* WHAT IS REQUIRED *
Copy out all the records, word for word.

________________

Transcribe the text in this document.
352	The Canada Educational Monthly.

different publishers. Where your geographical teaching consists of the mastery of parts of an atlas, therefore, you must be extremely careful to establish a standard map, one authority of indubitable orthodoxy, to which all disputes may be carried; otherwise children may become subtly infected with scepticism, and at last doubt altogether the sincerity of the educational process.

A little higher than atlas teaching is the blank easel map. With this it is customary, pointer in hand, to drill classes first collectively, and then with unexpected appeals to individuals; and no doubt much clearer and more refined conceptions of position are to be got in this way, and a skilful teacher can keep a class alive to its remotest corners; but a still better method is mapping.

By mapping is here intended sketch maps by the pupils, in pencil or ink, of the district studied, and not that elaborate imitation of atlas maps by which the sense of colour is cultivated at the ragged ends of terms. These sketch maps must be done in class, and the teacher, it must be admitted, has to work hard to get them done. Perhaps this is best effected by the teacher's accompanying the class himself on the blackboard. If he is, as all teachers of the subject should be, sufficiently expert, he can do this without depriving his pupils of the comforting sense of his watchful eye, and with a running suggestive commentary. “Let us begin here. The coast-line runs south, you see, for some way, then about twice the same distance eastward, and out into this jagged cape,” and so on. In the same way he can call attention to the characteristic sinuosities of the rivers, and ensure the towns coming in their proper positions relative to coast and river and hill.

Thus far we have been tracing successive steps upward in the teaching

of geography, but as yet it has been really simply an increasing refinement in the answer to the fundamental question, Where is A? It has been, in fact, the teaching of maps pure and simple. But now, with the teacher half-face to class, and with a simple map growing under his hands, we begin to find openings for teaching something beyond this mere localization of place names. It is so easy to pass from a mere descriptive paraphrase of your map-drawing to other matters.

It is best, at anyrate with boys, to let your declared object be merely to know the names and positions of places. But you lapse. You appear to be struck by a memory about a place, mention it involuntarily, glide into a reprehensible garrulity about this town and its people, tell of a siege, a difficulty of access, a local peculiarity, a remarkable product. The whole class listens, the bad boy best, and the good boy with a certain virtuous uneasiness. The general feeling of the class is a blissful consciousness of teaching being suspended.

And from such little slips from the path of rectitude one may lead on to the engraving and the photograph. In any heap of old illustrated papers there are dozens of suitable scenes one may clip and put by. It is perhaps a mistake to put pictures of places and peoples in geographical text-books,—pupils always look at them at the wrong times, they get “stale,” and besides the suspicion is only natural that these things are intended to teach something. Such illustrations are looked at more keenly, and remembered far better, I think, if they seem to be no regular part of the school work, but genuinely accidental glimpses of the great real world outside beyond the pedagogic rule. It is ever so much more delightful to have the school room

________________

* EXERCISE RESPONSE *
Transcribe the text in this document.
352	The Canada Educational Monthly.

different publishers. Where your geographical teaching consists of the mastery of parts of an atlas, therefore, you must be extremely careful to establish a standard map, one authority of indubitable orthodoxy, to which all disputes may be carried; otherwise children may become subtly infected with scepticism, and at last doubt altogether the sincerity of the educational process.

A little higher than atlas teaching is the blank easel map. With this it is customary, pointer in hand, to drill classes first collectively, and then with unexpected appeals to individuals; and no doubt much clearer and more refined conceptions of position are to be got in this way, and a skilful teacher can keep a class alive to its remotest corners; but a still better method is mapping.

By mapping is here intended sketch maps by the pupils, in pencil or ink, of the district studied, and not that elaborate imitation of atlas maps by which the sense of colour is cultivated at the ragged ends of terms. These sketch maps must be done in class, and the teacher, it must be admitted, has to work hard to get them done. Perhaps this is best effected by the teacher's accompanying the class himself on the blackboard. If he is, as all teachers of the subject should be, sufficiently expert, he can do this without depriving his pupils of the comforting sense of his watchful eye, and with a running suggestive commentary. “Let us begin here. The coast-line runs south, you see, for some way, then about twice the same distance eastward, and out into this jagged cape,” and so on. In the same way he can call attention to the characteristic sinuosities of the rivers, and ensure the towns coming in their proper positions relative to coast and river and hill.

Thus far we have been tracing successive steps upward in the teaching

of geography, but as yet it has been really simply an increasing refinement in the answer to the fundamental question, Where is A? It has been, in fact, the teaching of maps pure and simple. But now, with the teacher half-face to class, and with a simple map growing under his hands, we begin to find openings for teaching something beyond this mere localization of place names. It is so easy to pass from a mere descriptive paraphrase of your map-drawing to other matters.

It is best, at anyrate with boys, to let your declared object be merely to know the names and positions of places. But you lapse. You appear to be struck by a memory about a place, mention it involuntarily, glide into a reprehensible garrulity about this town and its people, tell of a siege, a difficulty of access, a local peculiarity, a remarkable product. The whole class listens, the bad boy best, and the good boy with a certain virtuous uneasiness. The general feeling of the class is a blissful consciousness of teaching being suspended.

And from such little slips from the path of rectitude one may lead on to the engraving and the photograph. In any heap of old illustrated papers there are dozens of suitable scenes one may clip and put by. It is perhaps a mistake to put pictures of places and peoples in geographical text-books,—pupils always look at them at the wrong times, they get “stale,” and besides the suspicion is only natural that these things are intended to teach something. Such illustrations are looked at more keenly, and remembered far better, I think, if they seem to be no regular part of the school work, but genuinely accidental glimpses of the great real world outside beyond the pedagogic rule. It is ever so much more delightful to have the school room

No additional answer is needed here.